**Given exercise:** Search the records for the word "Входящее" and report each line that has it.
─── Data shown
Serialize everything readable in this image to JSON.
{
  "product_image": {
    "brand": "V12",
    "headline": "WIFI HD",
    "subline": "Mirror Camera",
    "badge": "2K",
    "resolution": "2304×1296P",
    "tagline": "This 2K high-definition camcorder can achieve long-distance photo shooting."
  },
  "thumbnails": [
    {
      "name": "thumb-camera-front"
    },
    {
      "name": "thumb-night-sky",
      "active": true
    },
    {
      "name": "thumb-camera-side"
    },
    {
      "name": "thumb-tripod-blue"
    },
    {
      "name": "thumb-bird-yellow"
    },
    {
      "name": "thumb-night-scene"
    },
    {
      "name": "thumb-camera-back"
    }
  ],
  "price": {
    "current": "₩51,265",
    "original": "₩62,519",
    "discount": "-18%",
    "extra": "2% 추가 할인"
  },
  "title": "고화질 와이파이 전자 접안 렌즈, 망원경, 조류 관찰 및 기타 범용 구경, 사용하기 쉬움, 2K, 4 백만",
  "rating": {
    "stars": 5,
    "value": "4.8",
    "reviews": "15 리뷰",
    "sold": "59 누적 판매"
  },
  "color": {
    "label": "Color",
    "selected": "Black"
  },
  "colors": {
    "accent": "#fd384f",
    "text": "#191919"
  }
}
──────
─── Data shown
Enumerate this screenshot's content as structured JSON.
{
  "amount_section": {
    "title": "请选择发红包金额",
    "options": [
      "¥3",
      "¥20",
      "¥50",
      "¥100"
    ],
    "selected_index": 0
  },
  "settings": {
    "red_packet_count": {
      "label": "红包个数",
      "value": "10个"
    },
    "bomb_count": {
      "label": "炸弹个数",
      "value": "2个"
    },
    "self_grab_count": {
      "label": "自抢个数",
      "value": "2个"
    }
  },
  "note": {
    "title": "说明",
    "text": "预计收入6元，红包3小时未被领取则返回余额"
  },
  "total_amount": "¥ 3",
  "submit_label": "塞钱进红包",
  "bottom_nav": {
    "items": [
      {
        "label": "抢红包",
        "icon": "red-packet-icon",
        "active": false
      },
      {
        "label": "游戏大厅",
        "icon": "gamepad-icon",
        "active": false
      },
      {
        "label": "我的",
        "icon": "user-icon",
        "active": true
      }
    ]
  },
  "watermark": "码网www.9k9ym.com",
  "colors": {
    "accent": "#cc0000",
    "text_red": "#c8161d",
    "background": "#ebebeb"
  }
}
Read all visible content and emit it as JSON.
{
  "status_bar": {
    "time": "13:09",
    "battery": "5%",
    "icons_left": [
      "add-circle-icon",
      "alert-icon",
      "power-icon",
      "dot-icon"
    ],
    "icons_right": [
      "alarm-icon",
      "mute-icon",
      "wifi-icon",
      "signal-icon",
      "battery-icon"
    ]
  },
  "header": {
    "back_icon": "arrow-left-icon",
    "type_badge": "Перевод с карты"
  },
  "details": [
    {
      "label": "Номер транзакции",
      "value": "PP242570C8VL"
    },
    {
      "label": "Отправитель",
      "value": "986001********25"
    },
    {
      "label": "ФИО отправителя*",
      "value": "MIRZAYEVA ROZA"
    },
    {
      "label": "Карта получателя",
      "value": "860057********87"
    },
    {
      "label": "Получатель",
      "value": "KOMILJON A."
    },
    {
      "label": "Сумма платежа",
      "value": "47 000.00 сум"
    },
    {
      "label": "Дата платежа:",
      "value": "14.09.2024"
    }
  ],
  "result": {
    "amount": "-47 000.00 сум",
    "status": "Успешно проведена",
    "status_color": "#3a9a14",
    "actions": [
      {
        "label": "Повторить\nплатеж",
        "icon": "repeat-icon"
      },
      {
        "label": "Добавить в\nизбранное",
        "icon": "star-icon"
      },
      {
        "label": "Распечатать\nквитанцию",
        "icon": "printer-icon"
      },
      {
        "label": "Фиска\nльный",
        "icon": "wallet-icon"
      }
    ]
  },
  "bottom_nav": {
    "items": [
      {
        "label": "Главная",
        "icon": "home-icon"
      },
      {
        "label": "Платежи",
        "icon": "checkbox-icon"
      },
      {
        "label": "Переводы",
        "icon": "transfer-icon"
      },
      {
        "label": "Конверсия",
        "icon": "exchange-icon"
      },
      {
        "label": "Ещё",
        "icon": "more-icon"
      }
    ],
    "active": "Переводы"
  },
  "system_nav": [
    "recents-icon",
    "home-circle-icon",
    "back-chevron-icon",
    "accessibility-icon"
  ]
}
──────
─── Data shown
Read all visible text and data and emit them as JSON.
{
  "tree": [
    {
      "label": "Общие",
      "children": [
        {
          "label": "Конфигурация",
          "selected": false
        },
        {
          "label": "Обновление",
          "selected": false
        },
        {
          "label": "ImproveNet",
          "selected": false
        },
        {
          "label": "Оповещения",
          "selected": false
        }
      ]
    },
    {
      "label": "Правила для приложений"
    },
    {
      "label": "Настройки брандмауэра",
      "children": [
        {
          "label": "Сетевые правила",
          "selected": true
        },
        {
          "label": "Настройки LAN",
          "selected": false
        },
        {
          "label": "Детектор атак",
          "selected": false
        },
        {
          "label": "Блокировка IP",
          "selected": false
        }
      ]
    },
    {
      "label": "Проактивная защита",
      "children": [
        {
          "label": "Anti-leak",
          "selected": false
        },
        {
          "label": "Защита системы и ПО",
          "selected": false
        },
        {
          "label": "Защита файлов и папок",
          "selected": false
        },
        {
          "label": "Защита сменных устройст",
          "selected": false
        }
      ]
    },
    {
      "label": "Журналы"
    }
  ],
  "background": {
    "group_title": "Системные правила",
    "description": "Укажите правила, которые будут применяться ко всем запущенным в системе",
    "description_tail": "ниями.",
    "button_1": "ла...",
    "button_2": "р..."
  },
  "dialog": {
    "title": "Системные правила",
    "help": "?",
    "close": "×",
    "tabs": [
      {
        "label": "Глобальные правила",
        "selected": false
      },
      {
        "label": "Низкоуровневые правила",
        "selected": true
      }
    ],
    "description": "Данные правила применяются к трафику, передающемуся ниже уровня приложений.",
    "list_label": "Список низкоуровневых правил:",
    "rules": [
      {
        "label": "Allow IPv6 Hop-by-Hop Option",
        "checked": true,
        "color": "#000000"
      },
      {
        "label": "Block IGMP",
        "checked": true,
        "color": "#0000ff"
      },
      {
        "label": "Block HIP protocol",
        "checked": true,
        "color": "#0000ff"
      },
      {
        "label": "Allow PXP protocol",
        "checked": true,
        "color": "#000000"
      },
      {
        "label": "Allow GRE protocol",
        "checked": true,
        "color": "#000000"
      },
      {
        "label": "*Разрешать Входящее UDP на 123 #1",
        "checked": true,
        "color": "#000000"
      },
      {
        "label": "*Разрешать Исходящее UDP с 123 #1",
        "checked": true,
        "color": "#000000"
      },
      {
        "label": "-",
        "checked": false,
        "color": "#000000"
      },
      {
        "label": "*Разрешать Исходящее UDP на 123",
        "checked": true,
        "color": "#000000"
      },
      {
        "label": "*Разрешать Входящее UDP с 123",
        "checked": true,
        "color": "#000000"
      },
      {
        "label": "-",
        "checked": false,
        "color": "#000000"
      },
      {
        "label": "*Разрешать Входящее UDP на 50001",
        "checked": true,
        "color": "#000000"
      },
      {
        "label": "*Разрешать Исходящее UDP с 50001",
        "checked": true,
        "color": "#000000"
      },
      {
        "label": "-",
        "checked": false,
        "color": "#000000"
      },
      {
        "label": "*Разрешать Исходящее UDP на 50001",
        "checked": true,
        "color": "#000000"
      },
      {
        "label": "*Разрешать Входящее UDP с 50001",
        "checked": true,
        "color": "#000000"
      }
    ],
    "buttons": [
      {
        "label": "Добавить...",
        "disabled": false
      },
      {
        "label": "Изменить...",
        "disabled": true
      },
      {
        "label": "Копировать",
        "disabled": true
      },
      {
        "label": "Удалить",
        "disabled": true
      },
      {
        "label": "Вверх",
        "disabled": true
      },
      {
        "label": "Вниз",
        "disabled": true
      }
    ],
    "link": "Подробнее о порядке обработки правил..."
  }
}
──────
**Task result:**
        "label": "*Разрешать Входящее UDP на 123 #1",
        "label": "*Разрешать Входящее UDP с 123",
        "label": "*Разрешать Входящее UDP на 50001",
        "label": "*Разрешать Входящее UDP с 50001",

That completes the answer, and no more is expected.